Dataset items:
┏━━

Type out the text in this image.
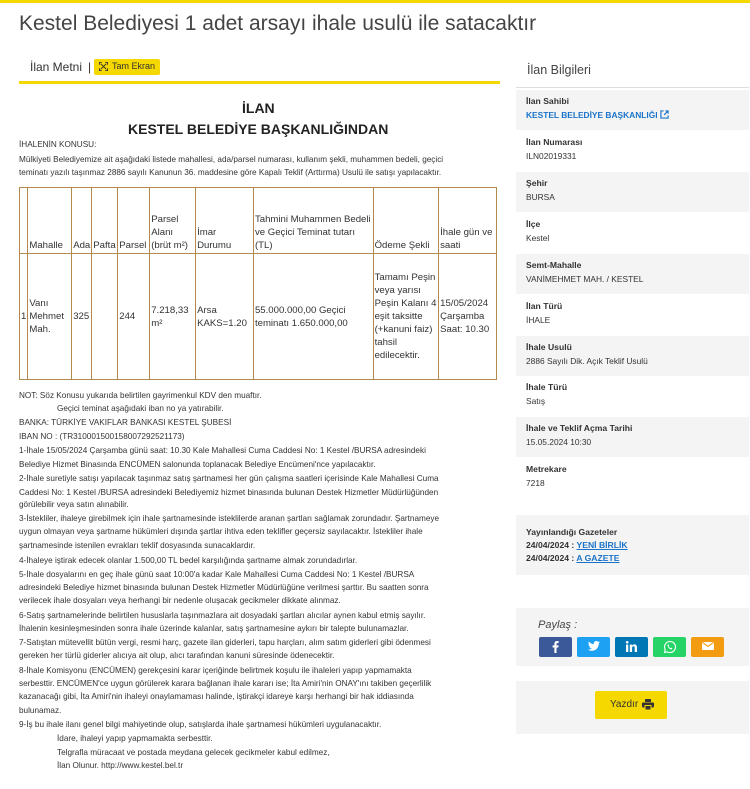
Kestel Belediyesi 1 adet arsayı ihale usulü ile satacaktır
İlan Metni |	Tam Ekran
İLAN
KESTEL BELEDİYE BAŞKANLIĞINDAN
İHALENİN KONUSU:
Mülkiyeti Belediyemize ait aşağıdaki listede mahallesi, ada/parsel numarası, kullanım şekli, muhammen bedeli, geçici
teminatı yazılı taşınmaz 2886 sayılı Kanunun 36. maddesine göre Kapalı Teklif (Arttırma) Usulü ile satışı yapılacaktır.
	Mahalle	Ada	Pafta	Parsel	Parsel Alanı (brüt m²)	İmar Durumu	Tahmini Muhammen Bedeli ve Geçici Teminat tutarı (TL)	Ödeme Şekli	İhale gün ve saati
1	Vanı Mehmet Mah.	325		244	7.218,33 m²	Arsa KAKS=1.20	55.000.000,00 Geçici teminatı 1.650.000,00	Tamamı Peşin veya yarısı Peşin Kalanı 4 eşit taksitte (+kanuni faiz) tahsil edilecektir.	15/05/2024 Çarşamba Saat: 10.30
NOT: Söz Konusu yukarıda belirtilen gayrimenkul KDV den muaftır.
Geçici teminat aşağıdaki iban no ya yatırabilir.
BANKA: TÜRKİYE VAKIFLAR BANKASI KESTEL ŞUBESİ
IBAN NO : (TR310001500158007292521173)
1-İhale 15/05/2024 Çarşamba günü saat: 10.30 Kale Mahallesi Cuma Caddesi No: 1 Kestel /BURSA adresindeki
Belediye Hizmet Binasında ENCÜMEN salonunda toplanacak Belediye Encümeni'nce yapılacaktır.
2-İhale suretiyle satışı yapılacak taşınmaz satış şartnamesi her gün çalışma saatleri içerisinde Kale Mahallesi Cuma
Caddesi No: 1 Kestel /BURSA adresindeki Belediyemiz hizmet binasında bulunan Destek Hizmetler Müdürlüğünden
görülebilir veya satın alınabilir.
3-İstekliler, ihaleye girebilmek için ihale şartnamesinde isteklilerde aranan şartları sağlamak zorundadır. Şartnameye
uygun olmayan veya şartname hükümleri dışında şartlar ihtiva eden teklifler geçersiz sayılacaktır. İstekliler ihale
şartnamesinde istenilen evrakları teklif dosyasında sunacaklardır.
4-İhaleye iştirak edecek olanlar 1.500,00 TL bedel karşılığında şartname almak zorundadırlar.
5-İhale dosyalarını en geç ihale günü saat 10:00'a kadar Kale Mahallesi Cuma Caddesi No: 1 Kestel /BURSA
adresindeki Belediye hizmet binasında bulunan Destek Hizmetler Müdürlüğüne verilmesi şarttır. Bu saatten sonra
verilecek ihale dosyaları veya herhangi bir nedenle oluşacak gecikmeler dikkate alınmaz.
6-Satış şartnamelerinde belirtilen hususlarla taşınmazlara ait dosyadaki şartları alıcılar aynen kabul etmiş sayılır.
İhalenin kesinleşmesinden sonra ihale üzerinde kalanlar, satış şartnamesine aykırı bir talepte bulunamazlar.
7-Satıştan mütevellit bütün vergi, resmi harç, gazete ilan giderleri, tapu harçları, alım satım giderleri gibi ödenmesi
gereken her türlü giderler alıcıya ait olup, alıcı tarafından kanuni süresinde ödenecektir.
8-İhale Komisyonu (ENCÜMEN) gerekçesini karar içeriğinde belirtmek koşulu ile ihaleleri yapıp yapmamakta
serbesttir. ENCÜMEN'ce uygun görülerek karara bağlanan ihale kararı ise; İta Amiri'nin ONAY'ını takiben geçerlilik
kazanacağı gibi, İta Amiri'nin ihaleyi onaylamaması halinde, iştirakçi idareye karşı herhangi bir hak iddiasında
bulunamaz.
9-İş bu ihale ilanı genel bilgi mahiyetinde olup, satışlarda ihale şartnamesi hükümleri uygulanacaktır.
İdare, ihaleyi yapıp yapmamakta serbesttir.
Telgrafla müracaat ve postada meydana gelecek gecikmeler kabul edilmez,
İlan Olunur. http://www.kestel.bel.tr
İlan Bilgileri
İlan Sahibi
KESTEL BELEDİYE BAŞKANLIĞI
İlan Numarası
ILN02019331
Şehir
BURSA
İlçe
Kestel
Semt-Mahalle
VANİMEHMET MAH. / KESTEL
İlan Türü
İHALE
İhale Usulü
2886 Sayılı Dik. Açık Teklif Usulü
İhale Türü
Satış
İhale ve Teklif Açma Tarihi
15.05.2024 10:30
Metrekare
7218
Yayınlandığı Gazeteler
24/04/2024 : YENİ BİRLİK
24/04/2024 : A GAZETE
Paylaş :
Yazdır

┗━━

• What is asked
Copy every record character for character. Skip the pictures.

• Full output
Type out the text in this image.
Kestel Belediyesi 1 adet arsayı ihale usulü ile satacaktır
İlan Metni |	Tam Ekran
İLAN
KESTEL BELEDİYE BAŞKANLIĞINDAN
İHALENİN KONUSU:
Mülkiyeti Belediyemize ait aşağıdaki listede mahallesi, ada/parsel numarası, kullanım şekli, muhammen bedeli, geçici
teminatı yazılı taşınmaz 2886 sayılı Kanunun 36. maddesine göre Kapalı Teklif (Arttırma) Usulü ile satışı yapılacaktır.
	Mahalle	Ada	Pafta	Parsel	Parsel Alanı (brüt m²)	İmar Durumu	Tahmini Muhammen Bedeli ve Geçici Teminat tutarı (TL)	Ödeme Şekli	İhale gün ve saati
1	Vanı Mehmet Mah.	325		244	7.218,33 m²	Arsa KAKS=1.20	55.000.000,00 Geçici teminatı 1.650.000,00	Tamamı Peşin veya yarısı Peşin Kalanı 4 eşit taksitte (+kanuni faiz) tahsil edilecektir.	15/05/2024 Çarşamba Saat: 10.30
NOT: Söz Konusu yukarıda belirtilen gayrimenkul KDV den muaftır.
Geçici teminat aşağıdaki iban no ya yatırabilir.
BANKA: TÜRKİYE VAKIFLAR BANKASI KESTEL ŞUBESİ
IBAN NO : (TR310001500158007292521173)
1-İhale 15/05/2024 Çarşamba günü saat: 10.30 Kale Mahallesi Cuma Caddesi No: 1 Kestel /BURSA adresindeki
Belediye Hizmet Binasında ENCÜMEN salonunda toplanacak Belediye Encümeni'nce yapılacaktır.
2-İhale suretiyle satışı yapılacak taşınmaz satış şartnamesi her gün çalışma saatleri içerisinde Kale Mahallesi Cuma
Caddesi No: 1 Kestel /BURSA adresindeki Belediyemiz hizmet binasında bulunan Destek Hizmetler Müdürlüğünden
görülebilir veya satın alınabilir.
3-İstekliler, ihaleye girebilmek için ihale şartnamesinde isteklilerde aranan şartları sağlamak zorundadır. Şartnameye
uygun olmayan veya şartname hükümleri dışında şartlar ihtiva eden teklifler geçersiz sayılacaktır. İstekliler ihale
şartnamesinde istenilen evrakları teklif dosyasında sunacaklardır.
4-İhaleye iştirak edecek olanlar 1.500,00 TL bedel karşılığında şartname almak zorundadırlar.
5-İhale dosyalarını en geç ihale günü saat 10:00'a kadar Kale Mahallesi Cuma Caddesi No: 1 Kestel /BURSA
adresindeki Belediye hizmet binasında bulunan Destek Hizmetler Müdürlüğüne verilmesi şarttır. Bu saatten sonra
verilecek ihale dosyaları veya herhangi bir nedenle oluşacak gecikmeler dikkate alınmaz.
6-Satış şartnamelerinde belirtilen hususlarla taşınmazlara ait dosyadaki şartları alıcılar aynen kabul etmiş sayılır.
İhalenin kesinleşmesinden sonra ihale üzerinde kalanlar, satış şartnamesine aykırı bir talepte bulunamazlar.
7-Satıştan mütevellit bütün vergi, resmi harç, gazete ilan giderleri, tapu harçları, alım satım giderleri gibi ödenmesi
gereken her türlü giderler alıcıya ait olup, alıcı tarafından kanuni süresinde ödenecektir.
8-İhale Komisyonu (ENCÜMEN) gerekçesini karar içeriğinde belirtmek koşulu ile ihaleleri yapıp yapmamakta
serbesttir. ENCÜMEN'ce uygun görülerek karara bağlanan ihale kararı ise; İta Amiri'nin ONAY'ını takiben geçerlilik
kazanacağı gibi, İta Amiri'nin ihaleyi onaylamaması halinde, iştirakçi idareye karşı herhangi bir hak iddiasında
bulunamaz.
9-İş bu ihale ilanı genel bilgi mahiyetinde olup, satışlarda ihale şartnamesi hükümleri uygulanacaktır.
İdare, ihaleyi yapıp yapmamakta serbesttir.
Telgrafla müracaat ve postada meydana gelecek gecikmeler kabul edilmez,
İlan Olunur. http://www.kestel.bel.tr
İlan Bilgileri
İlan Sahibi
KESTEL BELEDİYE BAŞKANLIĞI
İlan Numarası
ILN02019331
Şehir
BURSA
İlçe
Kestel
Semt-Mahalle
VANİMEHMET MAH. / KESTEL
İlan Türü
İHALE
İhale Usulü
2886 Sayılı Dik. Açık Teklif Usulü
İhale Türü
Satış
İhale ve Teklif Açma Tarihi
15.05.2024 10:30
Metrekare
7218
Yayınlandığı Gazeteler
24/04/2024 : YENİ BİRLİK
24/04/2024 : A GAZETE
Paylaş :
Yazdır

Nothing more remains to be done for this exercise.